REQUIRED WORK ▸ All of the material below is to be retyped exactly.

SUPPLIED MATERIAL ▸
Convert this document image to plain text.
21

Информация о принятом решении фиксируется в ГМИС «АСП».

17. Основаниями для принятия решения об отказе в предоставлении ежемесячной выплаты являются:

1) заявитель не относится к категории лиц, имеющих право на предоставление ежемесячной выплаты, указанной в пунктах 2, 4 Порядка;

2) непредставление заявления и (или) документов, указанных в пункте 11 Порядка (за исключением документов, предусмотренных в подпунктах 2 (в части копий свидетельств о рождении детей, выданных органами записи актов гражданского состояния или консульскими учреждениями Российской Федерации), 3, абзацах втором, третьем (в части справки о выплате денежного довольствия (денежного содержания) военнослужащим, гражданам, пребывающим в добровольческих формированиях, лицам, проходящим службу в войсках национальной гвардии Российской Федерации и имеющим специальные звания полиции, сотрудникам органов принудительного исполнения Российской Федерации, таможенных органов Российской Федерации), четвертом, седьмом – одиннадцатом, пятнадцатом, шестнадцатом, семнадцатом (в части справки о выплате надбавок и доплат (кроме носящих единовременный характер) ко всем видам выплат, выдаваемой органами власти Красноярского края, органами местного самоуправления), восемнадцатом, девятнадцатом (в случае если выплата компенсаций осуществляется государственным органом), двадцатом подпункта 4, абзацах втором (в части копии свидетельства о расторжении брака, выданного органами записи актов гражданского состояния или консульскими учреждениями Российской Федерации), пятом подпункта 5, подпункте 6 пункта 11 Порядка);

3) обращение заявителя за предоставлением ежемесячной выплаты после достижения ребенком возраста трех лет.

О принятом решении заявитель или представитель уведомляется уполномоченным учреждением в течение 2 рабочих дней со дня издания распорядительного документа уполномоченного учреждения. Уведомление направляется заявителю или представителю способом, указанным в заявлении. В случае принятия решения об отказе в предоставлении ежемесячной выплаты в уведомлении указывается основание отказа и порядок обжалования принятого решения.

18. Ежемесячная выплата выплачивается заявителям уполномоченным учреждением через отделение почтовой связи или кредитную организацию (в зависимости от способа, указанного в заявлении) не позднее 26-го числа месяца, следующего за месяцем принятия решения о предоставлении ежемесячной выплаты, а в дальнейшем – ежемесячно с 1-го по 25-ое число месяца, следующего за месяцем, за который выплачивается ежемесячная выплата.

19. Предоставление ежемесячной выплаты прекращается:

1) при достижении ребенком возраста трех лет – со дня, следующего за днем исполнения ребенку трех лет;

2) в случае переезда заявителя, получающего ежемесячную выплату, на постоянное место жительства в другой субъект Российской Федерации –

ANSWER FOR THE TASK ▸
Convert this document image to plain text.
21

Информация о принятом решении фиксируется в ГМИС «АСП».

17. Основаниями для принятия решения об отказе в предоставлении ежемесячной выплаты являются:

1) заявитель не относится к категории лиц, имеющих право на предоставление ежемесячной выплаты, указанной в пунктах 2, 4 Порядка;

2) непредставление заявления и (или) документов, указанных в пункте 11 Порядка (за исключением документов, предусмотренных в подпунктах 2 (в части копий свидетельств о рождении детей, выданных органами записи актов гражданского состояния или консульскими учреждениями Российской Федерации), 3, абзацах втором, третьем (в части справки о выплате денежного довольствия (денежного содержания) военнослужащим, гражданам, пребывающим в добровольческих формированиях, лицам, проходящим службу в войсках национальной гвардии Российской Федерации и имеющим специальные звания полиции, сотрудникам органов принудительного исполнения Российской Федерации, таможенных органов Российской Федерации), четвертом, седьмом – одиннадцатом, пятнадцатом, шестнадцатом, семнадцатом (в части справки о выплате надбавок и доплат (кроме носящих единовременный характер) ко всем видам выплат, выдаваемой органами власти Красноярского края, органами местного самоуправления), восемнадцатом, девятнадцатом (в случае если выплата компенсаций осуществляется государственным органом), двадцатом подпункта 4, абзацах втором (в части копии свидетельства о расторжении брака, выданного органами записи актов гражданского состояния или консульскими учреждениями Российской Федерации), пятом подпункта 5, подпункте 6 пункта 11 Порядка);

3) обращение заявителя за предоставлением ежемесячной выплаты после достижения ребенком возраста трех лет.

О принятом решении заявитель или представитель уведомляется уполномоченным учреждением в течение 2 рабочих дней со дня издания распорядительного документа уполномоченного учреждения. Уведомление направляется заявителю или представителю способом, указанным в заявлении. В случае принятия решения об отказе в предоставлении ежемесячной выплаты в уведомлении указывается основание отказа и порядок обжалования принятого решения.

18. Ежемесячная выплата выплачивается заявителям уполномоченным учреждением через отделение почтовой связи или кредитную организацию (в зависимости от способа, указанного в заявлении) не позднее 26-го числа месяца, следующего за месяцем принятия решения о предоставлении ежемесячной выплаты, а в дальнейшем – ежемесячно с 1-го по 25-ое число месяца, следующего за месяцем, за который выплачивается ежемесячная выплата.

19. Предоставление ежемесячной выплаты прекращается:

1) при достижении ребенком возраста трех лет – со дня, следующего за днем исполнения ребенку трех лет;

2) в случае переезда заявителя, получающего ежемесячную выплату, на постоянное место жительства в другой субъект Российской Федерации –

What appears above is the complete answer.